**Problem to work on**
In the text on Metro Vancouver construction below, condense the paragraph beginning "Currently we are at record levels" into a short bulleted list that keeps its main facts.

**Supplied text**
_ _ _ _

Currently we are at record levels of dwelling units under construction in Metro Vancouver. At the same time, we are also at record timelines from building start to completion. Those two are of course related in that the more projects are being worked on simultaneously, the harder it is to find and coordinate all the labour and materials to finish the projects. There are other reasons too for escalating construction times. We are building taller projects than we used too, more of it is concrete than there used to be. Single detached construction times are probably lengthened by increasingly larger and more elaborate single family homes.
Recently our current record under construction inventory has received a lot of attention as an indication of future completions. But just looking at under construction can give us misleading messages about what to expect. To get a cleaner idea we should normalize by the average duration construction. For example, if the under construction inventory is 10 times what is normal, but completion times are also 10 times what’s normal, then the expected rate of completions is no different than the normal.
Under Construction
Length of Construction
The length under construction is the mean duration projects completed in a given month took to complete.
We right away notice a gap in the data for 1991 and 1992. This won’t bother us too much, but will make some of our estimates later on less accurate for the relevant time frames.
Up until 2002 it took about 6 months to complete a single family home in Metro Vancouver, by now it takes about a year. Row/Townhouses have traded places with single family homes now as the product that completes fasted these days.
The increase in construction times around 2002 coincides with the increase in apartment construction, and the construction time lengthened for all product types in a similar fashion. That suggests that the primary cause of increased construction time is a labour shortage in the construction sector and not just the trend toward concrete and taller buildings.
Normalized under Construction
To understand the relationship of under construction inventory to completions we normalize the under construction volume by simply dividing by the length of construction for projects completing that month, and compare that to completions by type.
The match is decent, but it is noticeably off. One reason is that there is a time lag between mid construction and completion, but we don’t account for that when sloppily normalize the under construction inventory by the construction duration of the buildings that completed that month.
Adding some time-shifts
We can get a little more fancy by shifting the time component of the construction duration by half the length of the duration. That way we shift the under construction duration from the time of completion to mid-construction, which should give a better fit.

_ _ _ _

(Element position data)
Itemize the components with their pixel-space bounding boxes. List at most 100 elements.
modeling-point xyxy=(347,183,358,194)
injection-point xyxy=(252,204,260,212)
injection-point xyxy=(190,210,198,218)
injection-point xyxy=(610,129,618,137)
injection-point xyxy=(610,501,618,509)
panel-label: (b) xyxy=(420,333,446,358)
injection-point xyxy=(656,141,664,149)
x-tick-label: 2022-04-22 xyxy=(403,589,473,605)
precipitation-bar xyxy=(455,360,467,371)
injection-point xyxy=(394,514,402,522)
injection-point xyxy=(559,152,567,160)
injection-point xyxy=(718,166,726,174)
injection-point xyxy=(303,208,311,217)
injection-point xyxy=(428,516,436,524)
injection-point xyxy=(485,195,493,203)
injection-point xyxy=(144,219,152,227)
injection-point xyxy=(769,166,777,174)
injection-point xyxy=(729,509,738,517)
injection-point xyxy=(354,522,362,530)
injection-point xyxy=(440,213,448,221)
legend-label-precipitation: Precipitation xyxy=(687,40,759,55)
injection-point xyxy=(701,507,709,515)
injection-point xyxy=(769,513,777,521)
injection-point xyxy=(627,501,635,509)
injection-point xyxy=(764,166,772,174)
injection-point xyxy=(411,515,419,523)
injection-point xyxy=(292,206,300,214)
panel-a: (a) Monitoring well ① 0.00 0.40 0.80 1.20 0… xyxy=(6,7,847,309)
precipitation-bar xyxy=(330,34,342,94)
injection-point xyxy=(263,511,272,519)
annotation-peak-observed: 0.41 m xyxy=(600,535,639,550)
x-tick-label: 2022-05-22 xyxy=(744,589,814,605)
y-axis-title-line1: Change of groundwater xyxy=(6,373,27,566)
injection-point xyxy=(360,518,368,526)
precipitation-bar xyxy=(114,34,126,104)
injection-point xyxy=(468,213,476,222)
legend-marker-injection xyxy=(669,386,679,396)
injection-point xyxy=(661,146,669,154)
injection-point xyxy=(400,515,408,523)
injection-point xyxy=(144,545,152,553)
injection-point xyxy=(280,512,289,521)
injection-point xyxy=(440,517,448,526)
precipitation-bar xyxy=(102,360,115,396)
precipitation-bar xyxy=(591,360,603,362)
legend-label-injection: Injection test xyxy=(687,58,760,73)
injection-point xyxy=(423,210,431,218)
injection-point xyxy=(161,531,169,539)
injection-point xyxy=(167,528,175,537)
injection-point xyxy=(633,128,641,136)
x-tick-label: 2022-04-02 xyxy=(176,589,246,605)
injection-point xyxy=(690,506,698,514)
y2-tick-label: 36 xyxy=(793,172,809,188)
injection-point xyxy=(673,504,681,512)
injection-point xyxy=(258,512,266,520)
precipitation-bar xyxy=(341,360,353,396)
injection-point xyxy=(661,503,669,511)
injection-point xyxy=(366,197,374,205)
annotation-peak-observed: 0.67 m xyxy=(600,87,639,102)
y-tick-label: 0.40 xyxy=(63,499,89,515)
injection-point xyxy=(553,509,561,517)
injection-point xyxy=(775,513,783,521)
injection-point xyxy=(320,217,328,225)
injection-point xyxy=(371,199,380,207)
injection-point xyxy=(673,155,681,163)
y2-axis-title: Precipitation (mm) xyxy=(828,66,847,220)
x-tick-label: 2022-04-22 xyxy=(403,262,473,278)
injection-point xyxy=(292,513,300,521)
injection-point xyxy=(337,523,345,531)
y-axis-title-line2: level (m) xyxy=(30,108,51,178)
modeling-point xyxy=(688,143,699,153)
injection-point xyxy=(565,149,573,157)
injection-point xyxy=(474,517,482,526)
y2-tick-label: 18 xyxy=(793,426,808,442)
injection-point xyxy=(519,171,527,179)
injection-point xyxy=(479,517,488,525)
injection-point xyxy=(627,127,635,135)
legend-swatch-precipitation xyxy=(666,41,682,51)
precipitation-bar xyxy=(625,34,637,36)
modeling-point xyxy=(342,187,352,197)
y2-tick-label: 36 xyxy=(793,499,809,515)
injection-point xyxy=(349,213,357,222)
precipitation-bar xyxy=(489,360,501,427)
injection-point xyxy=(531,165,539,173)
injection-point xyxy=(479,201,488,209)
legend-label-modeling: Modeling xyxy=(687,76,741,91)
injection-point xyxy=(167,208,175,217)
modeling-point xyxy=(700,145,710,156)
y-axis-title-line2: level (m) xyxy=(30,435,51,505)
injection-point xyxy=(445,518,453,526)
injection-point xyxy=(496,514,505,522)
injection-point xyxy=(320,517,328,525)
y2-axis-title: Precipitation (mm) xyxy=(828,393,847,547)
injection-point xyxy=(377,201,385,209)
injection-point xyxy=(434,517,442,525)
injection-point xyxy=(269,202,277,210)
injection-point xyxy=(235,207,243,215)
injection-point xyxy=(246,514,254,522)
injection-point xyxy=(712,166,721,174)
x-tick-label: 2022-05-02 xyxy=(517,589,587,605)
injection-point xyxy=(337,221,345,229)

_ _ _ _

**The completed task**
- Metro Vancouver has record numbers of dwelling units under construction and record times from building start to completion.
- The two are related: with more projects underway at once, it is harder to find and coordinate the labor and materials to finish them.
- Other reasons for longer construction times are that projects are taller than before and more of them use concrete.
- Single detached homes probably take longer because they are increasingly larger and more elaborate.